GIVEN INSTRUCTION:
From the entries below, copy out every line with "денежных" in it.
* begin INFORMATION PROVIDED *
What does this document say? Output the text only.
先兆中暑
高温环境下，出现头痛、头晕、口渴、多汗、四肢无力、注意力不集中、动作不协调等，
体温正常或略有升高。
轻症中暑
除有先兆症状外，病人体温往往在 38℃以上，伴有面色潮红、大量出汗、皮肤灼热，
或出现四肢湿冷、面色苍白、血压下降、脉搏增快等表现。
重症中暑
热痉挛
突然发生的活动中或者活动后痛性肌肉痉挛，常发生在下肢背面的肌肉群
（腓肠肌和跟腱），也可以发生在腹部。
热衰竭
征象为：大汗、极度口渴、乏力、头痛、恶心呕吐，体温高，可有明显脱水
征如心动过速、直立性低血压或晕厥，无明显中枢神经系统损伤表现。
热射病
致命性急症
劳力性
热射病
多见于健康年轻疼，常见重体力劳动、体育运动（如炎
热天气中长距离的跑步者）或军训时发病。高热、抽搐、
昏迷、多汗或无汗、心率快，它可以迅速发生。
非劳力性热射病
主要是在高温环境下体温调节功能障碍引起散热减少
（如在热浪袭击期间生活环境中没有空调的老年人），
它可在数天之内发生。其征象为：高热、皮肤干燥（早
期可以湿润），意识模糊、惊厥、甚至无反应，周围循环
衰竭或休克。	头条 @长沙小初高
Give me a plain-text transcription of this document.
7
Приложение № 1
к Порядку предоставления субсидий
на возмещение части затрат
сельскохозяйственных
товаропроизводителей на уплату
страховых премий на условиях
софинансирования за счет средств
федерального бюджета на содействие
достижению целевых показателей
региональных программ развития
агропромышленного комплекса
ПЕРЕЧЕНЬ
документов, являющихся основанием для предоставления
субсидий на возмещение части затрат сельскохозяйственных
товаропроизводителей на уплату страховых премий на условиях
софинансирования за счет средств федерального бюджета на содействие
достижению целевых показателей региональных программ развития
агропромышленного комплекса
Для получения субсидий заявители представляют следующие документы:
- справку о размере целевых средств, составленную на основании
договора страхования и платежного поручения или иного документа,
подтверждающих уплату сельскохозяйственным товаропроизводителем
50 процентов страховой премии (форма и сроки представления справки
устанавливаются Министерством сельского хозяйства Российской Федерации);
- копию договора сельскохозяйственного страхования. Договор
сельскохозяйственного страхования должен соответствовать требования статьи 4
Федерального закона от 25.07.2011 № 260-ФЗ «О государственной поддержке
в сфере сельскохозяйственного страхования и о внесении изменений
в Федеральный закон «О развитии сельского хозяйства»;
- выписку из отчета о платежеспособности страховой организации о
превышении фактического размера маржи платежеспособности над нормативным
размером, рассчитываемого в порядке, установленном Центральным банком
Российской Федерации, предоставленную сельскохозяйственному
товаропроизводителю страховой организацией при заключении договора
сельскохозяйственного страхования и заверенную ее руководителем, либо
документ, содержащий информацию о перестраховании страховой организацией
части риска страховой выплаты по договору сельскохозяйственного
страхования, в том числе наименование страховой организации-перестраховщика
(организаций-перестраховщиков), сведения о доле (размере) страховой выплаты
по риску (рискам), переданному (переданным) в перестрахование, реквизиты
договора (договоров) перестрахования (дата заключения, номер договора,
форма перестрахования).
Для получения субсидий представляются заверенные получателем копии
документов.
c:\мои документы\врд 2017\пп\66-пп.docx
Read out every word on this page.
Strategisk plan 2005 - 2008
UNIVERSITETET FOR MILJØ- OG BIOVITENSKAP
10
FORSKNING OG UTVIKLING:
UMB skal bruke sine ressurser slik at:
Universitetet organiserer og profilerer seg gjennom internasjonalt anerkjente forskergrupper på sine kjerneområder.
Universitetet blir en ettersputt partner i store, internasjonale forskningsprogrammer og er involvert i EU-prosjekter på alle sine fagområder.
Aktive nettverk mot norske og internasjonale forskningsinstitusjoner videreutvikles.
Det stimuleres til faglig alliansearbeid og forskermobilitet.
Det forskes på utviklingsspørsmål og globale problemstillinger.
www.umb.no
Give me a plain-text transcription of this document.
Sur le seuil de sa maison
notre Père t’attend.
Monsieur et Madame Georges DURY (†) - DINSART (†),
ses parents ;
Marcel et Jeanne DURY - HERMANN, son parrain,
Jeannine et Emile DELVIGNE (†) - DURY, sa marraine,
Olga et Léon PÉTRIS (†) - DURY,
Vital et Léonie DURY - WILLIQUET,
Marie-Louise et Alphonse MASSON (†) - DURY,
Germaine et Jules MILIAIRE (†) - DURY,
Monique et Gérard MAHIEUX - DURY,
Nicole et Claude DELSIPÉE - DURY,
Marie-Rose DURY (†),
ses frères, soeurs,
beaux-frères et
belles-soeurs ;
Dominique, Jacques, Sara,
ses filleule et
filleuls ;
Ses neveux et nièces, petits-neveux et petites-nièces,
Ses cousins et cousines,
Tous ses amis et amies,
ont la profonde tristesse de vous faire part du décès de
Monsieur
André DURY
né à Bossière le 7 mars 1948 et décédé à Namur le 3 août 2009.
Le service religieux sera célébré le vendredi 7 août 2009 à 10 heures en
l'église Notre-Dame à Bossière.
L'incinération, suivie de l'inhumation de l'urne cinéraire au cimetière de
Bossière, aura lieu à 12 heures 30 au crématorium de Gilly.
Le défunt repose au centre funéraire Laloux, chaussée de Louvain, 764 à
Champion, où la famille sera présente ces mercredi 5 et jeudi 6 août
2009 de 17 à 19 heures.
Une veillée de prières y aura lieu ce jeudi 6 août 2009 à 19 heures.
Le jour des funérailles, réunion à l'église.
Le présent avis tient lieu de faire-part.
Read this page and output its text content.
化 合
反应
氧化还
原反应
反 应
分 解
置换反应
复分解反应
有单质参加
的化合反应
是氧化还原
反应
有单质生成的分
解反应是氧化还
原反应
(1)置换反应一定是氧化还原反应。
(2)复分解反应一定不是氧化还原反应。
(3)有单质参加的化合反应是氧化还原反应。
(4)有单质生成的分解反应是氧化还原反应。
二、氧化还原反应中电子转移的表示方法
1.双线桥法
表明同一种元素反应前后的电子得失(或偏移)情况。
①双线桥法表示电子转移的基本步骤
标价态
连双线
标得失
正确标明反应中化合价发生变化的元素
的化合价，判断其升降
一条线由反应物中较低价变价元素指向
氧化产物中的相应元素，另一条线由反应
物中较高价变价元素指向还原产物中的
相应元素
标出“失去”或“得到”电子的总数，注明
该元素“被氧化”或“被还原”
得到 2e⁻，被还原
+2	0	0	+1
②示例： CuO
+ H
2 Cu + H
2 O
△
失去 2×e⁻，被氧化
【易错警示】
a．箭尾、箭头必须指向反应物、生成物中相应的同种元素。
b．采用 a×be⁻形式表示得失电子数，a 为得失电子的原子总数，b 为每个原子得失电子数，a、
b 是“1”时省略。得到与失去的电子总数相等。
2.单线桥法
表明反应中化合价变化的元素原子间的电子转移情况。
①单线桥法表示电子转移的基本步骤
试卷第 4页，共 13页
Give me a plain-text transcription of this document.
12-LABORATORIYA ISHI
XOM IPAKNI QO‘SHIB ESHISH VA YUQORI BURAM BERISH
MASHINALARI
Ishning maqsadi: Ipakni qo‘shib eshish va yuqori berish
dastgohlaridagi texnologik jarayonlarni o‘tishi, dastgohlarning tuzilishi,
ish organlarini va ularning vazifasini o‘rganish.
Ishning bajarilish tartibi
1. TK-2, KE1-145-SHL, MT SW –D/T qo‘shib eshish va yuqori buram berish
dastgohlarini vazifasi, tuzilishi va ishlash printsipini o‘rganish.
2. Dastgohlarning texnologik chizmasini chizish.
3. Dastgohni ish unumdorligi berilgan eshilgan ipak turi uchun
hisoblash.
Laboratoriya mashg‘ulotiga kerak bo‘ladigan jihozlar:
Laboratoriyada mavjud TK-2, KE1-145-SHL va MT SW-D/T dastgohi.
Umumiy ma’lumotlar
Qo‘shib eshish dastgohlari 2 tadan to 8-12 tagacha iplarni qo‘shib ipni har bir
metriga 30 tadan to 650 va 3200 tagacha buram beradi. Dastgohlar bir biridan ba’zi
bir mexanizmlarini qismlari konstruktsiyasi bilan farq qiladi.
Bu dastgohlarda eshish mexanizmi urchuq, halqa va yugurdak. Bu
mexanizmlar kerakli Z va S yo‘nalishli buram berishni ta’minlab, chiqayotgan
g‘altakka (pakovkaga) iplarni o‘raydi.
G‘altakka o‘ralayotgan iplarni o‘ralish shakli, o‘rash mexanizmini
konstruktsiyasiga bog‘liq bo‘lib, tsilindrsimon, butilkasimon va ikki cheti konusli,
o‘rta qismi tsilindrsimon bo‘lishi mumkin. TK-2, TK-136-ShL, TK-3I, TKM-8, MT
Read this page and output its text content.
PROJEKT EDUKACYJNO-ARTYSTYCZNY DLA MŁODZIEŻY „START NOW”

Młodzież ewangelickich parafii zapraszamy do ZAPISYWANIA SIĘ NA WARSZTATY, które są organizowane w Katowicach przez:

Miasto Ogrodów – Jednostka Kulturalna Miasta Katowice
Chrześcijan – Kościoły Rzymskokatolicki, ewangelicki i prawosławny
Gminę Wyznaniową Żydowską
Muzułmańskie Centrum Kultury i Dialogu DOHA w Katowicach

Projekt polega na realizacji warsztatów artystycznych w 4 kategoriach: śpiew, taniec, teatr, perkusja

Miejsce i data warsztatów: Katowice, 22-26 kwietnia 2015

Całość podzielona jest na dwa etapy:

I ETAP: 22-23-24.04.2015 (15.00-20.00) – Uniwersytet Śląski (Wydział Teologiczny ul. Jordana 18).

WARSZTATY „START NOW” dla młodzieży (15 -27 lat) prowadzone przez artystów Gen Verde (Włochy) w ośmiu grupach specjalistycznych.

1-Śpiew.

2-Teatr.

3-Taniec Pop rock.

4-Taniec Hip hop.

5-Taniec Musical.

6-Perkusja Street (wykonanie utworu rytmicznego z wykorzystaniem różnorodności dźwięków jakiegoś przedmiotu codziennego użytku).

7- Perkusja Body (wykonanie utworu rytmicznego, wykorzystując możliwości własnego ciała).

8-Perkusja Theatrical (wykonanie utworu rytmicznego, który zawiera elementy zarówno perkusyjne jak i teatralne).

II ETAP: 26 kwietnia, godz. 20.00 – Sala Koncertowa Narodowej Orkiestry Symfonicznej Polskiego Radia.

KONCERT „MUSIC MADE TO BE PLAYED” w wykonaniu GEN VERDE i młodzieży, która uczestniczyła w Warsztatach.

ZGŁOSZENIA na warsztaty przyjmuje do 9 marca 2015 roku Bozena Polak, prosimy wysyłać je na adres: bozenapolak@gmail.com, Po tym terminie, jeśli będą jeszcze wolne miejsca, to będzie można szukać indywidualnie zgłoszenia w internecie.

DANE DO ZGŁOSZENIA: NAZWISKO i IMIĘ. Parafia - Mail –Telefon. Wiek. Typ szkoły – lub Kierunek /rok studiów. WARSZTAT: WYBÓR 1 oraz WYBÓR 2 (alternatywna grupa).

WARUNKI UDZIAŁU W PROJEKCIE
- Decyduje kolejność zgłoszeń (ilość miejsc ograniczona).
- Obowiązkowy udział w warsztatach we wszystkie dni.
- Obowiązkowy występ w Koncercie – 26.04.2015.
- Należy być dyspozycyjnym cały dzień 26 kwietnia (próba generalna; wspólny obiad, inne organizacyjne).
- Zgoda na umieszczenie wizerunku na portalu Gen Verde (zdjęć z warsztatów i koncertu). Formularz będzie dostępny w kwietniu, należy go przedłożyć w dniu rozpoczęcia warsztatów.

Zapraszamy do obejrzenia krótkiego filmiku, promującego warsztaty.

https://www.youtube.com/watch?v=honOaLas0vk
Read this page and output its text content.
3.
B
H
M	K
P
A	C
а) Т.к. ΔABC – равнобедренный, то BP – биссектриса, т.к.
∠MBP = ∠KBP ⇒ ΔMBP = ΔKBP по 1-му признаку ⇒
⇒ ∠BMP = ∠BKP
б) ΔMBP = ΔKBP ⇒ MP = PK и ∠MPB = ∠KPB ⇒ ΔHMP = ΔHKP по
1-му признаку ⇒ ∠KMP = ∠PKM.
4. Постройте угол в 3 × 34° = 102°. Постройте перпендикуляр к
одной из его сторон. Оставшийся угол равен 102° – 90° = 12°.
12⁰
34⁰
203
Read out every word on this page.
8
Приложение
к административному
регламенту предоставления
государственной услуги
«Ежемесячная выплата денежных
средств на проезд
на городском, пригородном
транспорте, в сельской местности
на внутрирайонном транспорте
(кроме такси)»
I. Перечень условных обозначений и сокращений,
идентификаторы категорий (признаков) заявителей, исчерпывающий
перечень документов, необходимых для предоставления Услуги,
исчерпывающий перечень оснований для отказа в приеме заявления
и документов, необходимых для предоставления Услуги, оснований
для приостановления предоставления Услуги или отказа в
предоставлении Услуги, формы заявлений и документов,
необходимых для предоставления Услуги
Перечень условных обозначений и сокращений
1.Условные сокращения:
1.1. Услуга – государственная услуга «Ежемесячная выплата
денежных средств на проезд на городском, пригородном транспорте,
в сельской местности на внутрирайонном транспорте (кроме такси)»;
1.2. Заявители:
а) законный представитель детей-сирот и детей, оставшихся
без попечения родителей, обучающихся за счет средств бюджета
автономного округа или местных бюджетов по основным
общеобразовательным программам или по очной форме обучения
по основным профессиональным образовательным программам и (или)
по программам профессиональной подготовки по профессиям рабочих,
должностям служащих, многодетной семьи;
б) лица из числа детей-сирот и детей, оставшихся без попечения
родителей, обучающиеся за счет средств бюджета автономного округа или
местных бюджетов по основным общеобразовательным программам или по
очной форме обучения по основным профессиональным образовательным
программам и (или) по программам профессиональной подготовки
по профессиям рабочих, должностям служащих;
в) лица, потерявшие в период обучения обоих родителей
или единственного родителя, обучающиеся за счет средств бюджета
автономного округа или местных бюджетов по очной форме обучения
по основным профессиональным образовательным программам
* end INFORMATION PROVIDED *
EXPECTED ANSWER:
«Ежемесячная выплата денежных
денежных средств на проезд на городском, пригородном транспорте,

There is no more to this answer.